[Task data]
--- start ---

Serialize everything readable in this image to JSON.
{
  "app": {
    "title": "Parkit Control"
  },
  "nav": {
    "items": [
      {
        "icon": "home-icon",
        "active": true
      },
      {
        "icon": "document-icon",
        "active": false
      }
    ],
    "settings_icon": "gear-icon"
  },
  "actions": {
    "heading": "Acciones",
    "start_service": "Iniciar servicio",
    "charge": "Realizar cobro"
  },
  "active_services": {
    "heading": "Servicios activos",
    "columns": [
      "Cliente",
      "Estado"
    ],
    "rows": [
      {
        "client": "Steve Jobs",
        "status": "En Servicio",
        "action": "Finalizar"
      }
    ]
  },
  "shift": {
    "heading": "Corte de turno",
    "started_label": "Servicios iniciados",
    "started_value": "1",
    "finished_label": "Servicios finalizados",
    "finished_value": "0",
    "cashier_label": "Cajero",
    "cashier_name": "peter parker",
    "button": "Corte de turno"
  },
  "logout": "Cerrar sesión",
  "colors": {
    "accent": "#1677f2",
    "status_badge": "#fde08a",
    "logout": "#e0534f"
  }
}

--- end ---

Extract the complete listing above, reproducing each line exactly.

[Task output]
Serialize everything readable in this image to JSON.
{
  "app": {
    "title": "Parkit Control"
  },
  "nav": {
    "items": [
      {
        "icon": "home-icon",
        "active": true
      },
      {
        "icon": "document-icon",
        "active": false
      }
    ],
    "settings_icon": "gear-icon"
  },
  "actions": {
    "heading": "Acciones",
    "start_service": "Iniciar servicio",
    "charge": "Realizar cobro"
  },
  "active_services": {
    "heading": "Servicios activos",
    "columns": [
      "Cliente",
      "Estado"
    ],
    "rows": [
      {
        "client": "Steve Jobs",
        "status": "En Servicio",
        "action": "Finalizar"
      }
    ]
  },
  "shift": {
    "heading": "Corte de turno",
    "started_label": "Servicios iniciados",
    "started_value": "1",
    "finished_label": "Servicios finalizados",
    "finished_value": "0",
    "cashier_label": "Cajero",
    "cashier_name": "peter parker",
    "button": "Corte de turno"
  },
  "logout": "Cerrar sesión",
  "colors": {
    "accent": "#1677f2",
    "status_badge": "#fde08a",
    "logout": "#e0534f"
  }
}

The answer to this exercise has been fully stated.